» Task description: Transcribe all records exactly.
******************************
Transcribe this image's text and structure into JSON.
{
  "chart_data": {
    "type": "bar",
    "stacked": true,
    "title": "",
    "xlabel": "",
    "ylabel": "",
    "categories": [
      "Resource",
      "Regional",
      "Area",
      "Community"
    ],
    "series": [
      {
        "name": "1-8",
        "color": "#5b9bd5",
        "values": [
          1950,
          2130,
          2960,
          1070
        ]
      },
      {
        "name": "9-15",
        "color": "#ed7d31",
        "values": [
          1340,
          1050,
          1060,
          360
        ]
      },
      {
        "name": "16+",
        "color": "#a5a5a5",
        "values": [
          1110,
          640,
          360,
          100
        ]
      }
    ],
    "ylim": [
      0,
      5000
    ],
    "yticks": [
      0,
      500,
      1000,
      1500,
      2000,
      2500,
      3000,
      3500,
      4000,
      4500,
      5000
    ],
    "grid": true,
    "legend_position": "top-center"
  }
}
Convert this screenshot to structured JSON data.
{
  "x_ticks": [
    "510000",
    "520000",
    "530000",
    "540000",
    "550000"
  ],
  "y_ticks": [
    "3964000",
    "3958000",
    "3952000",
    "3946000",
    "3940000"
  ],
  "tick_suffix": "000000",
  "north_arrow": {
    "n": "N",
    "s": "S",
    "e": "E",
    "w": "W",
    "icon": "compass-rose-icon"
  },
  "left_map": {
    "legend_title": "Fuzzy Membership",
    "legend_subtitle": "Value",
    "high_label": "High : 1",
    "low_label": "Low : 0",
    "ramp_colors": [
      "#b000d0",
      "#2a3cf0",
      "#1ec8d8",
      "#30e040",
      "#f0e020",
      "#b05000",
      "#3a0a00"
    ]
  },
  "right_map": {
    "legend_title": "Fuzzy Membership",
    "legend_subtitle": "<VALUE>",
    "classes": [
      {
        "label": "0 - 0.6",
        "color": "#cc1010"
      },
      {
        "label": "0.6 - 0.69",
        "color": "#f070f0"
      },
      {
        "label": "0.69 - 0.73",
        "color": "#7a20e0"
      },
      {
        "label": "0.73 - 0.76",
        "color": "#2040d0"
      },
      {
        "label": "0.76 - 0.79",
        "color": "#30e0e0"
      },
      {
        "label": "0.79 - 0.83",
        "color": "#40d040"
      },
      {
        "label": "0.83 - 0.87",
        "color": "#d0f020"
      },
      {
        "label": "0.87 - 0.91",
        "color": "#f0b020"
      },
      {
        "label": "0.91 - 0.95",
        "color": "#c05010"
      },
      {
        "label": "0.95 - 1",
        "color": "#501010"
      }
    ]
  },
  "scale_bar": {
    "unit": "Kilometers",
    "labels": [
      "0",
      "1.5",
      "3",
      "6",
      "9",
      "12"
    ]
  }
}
******************************
» Reply to the exercise:
Transcribe this image's text and structure into JSON.
{
  "chart_data": {
    "type": "bar",
    "stacked": true,
    "title": "",
    "xlabel": "",
    "ylabel": "",
    "categories": [
      "Resource",
      "Regional",
      "Area",
      "Community"
    ],
    "series": [
      {
        "name": "1-8",
        "color": "#5b9bd5",
        "values": [
          1950,
          2130,
          2960,
          1070
        ]
      },
      {
        "name": "9-15",
        "color": "#ed7d31",
        "values": [
          1340,
          1050,
          1060,
          360
        ]
      },
      {
        "name": "16+",
        "color": "#a5a5a5",
        "values": [
          1110,
          640,
          360,
          100
        ]
      }
    ],
    "ylim": [
      0,
      5000
    ],
    "yticks": [
      0,
      500,
      1000,
      1500,
      2000,
      2500,
      3000,
      3500,
      4000,
      4500,
      5000
    ],
    "grid": true,
    "legend_position": "top-center"
  }
}
Convert this screenshot to structured JSON data.
{
  "x_ticks": [
    "510000",
    "520000",
    "530000",
    "540000",
    "550000"
  ],
  "y_ticks": [
    "3964000",
    "3958000",
    "3952000",
    "3946000",
    "3940000"
  ],
  "tick_suffix": "000000",
  "north_arrow": {
    "n": "N",
    "s": "S",
    "e": "E",
    "w": "W",
    "icon": "compass-rose-icon"
  },
  "left_map": {
    "legend_title": "Fuzzy Membership",
    "legend_subtitle": "Value",
    "high_label": "High : 1",
    "low_label": "Low : 0",
    "ramp_colors": [
      "#b000d0",
      "#2a3cf0",
      "#1ec8d8",
      "#30e040",
      "#f0e020",
      "#b05000",
      "#3a0a00"
    ]
  },
  "right_map": {
    "legend_title": "Fuzzy Membership",
    "legend_subtitle": "<VALUE>",
    "classes": [
      {
        "label": "0 - 0.6",
        "color": "#cc1010"
      },
      {
        "label": "0.6 - 0.69",
        "color": "#f070f0"
      },
      {
        "label": "0.69 - 0.73",
        "color": "#7a20e0"
      },
      {
        "label": "0.73 - 0.76",
        "color": "#2040d0"
      },
      {
        "label": "0.76 - 0.79",
        "color": "#30e0e0"
      },
      {
        "label": "0.79 - 0.83",
        "color": "#40d040"
      },
      {
        "label": "0.83 - 0.87",
        "color": "#d0f020"
      },
      {
        "label": "0.87 - 0.91",
        "color": "#f0b020"
      },
      {
        "label": "0.91 - 0.95",
        "color": "#c05010"
      },
      {
        "label": "0.95 - 1",
        "color": "#501010"
      }
    ]
  },
  "scale_bar": {
    "unit": "Kilometers",
    "labels": [
      "0",
      "1.5",
      "3",
      "6",
      "9",
      "12"
    ]
  }
}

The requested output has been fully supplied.